* Directive *
What is needed here is an exact copy of every entry.
+===+
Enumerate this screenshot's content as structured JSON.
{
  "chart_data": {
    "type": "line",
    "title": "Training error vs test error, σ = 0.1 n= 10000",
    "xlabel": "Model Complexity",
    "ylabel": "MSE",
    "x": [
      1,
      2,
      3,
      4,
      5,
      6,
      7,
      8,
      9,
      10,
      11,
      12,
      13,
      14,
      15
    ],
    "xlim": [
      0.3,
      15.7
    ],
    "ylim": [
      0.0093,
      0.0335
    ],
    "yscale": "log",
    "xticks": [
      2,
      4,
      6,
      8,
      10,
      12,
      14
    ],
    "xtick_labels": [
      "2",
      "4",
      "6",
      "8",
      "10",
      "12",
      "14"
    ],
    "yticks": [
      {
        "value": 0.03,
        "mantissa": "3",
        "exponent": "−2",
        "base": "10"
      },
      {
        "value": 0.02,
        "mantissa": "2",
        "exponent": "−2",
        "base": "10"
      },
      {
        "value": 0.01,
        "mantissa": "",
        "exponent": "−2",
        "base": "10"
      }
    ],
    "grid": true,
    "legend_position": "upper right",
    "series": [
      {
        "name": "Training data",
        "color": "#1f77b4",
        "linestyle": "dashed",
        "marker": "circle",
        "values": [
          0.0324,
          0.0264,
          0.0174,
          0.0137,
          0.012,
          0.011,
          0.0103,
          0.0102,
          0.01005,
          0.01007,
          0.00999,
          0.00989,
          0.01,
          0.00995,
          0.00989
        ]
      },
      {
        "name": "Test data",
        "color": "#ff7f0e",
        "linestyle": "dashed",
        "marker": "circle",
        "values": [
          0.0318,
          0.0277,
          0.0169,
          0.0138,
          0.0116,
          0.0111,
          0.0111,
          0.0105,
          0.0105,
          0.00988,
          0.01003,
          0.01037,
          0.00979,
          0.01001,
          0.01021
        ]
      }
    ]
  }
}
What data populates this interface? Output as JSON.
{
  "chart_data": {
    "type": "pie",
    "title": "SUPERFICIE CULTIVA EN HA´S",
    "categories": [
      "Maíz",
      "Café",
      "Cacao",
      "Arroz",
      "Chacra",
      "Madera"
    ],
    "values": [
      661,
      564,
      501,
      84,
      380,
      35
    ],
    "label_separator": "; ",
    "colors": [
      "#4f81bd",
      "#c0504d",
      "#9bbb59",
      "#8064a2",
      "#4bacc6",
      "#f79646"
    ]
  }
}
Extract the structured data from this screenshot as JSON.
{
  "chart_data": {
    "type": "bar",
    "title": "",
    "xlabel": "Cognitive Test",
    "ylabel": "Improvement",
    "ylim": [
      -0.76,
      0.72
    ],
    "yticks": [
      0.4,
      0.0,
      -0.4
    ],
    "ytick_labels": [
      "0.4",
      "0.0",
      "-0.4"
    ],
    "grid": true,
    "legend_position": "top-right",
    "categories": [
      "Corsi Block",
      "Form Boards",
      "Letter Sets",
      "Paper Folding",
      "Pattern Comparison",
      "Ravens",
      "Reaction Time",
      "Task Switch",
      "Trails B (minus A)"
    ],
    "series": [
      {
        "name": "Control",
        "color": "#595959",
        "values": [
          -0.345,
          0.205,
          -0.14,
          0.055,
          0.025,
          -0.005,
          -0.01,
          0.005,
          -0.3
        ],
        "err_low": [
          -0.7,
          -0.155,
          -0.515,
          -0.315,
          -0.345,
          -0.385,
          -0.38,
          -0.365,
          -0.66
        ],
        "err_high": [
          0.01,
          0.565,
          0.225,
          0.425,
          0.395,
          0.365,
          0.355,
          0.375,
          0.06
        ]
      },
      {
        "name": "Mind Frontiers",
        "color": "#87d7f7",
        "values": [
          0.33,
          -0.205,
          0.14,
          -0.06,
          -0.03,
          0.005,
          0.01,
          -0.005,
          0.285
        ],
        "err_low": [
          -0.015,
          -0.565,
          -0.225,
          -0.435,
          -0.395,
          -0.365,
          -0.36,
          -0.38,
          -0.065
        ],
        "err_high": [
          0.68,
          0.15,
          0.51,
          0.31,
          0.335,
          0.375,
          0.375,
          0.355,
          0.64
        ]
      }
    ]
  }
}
+===+
* Solution to this problem *
Enumerate this screenshot's content as structured JSON.
{
  "chart_data": {
    "type": "line",
    "title": "Training error vs test error, σ = 0.1 n= 10000",
    "xlabel": "Model Complexity",
    "ylabel": "MSE",
    "x": [
      1,
      2,
      3,
      4,
      5,
      6,
      7,
      8,
      9,
      10,
      11,
      12,
      13,
      14,
      15
    ],
    "xlim": [
      0.3,
      15.7
    ],
    "ylim": [
      0.0093,
      0.0335
    ],
    "yscale": "log",
    "xticks": [
      2,
      4,
      6,
      8,
      10,
      12,
      14
    ],
    "xtick_labels": [
      "2",
      "4",
      "6",
      "8",
      "10",
      "12",
      "14"
    ],
    "yticks": [
      {
        "value": 0.03,
        "mantissa": "3",
        "exponent": "−2",
        "base": "10"
      },
      {
        "value": 0.02,
        "mantissa": "2",
        "exponent": "−2",
        "base": "10"
      },
      {
        "value": 0.01,
        "mantissa": "",
        "exponent": "−2",
        "base": "10"
      }
    ],
    "grid": true,
    "legend_position": "upper right",
    "series": [
      {
        "name": "Training data",
        "color": "#1f77b4",
        "linestyle": "dashed",
        "marker": "circle",
        "values": [
          0.0324,
          0.0264,
          0.0174,
          0.0137,
          0.012,
          0.011,
          0.0103,
          0.0102,
          0.01005,
          0.01007,
          0.00999,
          0.00989,
          0.01,
          0.00995,
          0.00989
        ]
      },
      {
        "name": "Test data",
        "color": "#ff7f0e",
        "linestyle": "dashed",
        "marker": "circle",
        "values": [
          0.0318,
          0.0277,
          0.0169,
          0.0138,
          0.0116,
          0.0111,
          0.0111,
          0.0105,
          0.0105,
          0.00988,
          0.01003,
          0.01037,
          0.00979,
          0.01001,
          0.01021
        ]
      }
    ]
  }
}
What data populates this interface? Output as JSON.
{
  "chart_data": {
    "type": "pie",
    "title": "SUPERFICIE CULTIVA EN HA´S",
    "categories": [
      "Maíz",
      "Café",
      "Cacao",
      "Arroz",
      "Chacra",
      "Madera"
    ],
    "values": [
      661,
      564,
      501,
      84,
      380,
      35
    ],
    "label_separator": "; ",
    "colors": [
      "#4f81bd",
      "#c0504d",
      "#9bbb59",
      "#8064a2",
      "#4bacc6",
      "#f79646"
    ]
  }
}
Extract the structured data from this screenshot as JSON.
{
  "chart_data": {
    "type": "bar",
    "title": "",
    "xlabel": "Cognitive Test",
    "ylabel": "Improvement",
    "ylim": [
      -0.76,
      0.72
    ],
    "yticks": [
      0.4,
      0.0,
      -0.4
    ],
    "ytick_labels": [
      "0.4",
      "0.0",
      "-0.4"
    ],
    "grid": true,
    "legend_position": "top-right",
    "categories": [
      "Corsi Block",
      "Form Boards",
      "Letter Sets",
      "Paper Folding",
      "Pattern Comparison",
      "Ravens",
      "Reaction Time",
      "Task Switch",
      "Trails B (minus A)"
    ],
    "series": [
      {
        "name": "Control",
        "color": "#595959",
        "values": [
          -0.345,
          0.205,
          -0.14,
          0.055,
          0.025,
          -0.005,
          -0.01,
          0.005,
          -0.3
        ],
        "err_low": [
          -0.7,
          -0.155,
          -0.515,
          -0.315,
          -0.345,
          -0.385,
          -0.38,
          -0.365,
          -0.66
        ],
        "err_high": [
          0.01,
          0.565,
          0.225,
          0.425,
          0.395,
          0.365,
          0.355,
          0.375,
          0.06
        ]
      },
      {
        "name": "Mind Frontiers",
        "color": "#87d7f7",
        "values": [
          0.33,
          -0.205,
          0.14,
          -0.06,
          -0.03,
          0.005,
          0.01,
          -0.005,
          0.285
        ],
        "err_low": [
          -0.015,
          -0.565,
          -0.225,
          -0.435,
          -0.395,
          -0.365,
          -0.36,
          -0.38,
          -0.065
        ],
        "err_high": [
          0.68,
          0.15,
          0.51,
          0.31,
          0.335,
          0.375,
          0.375,
          0.355,
          0.64
        ]
      }
    ]
  }
}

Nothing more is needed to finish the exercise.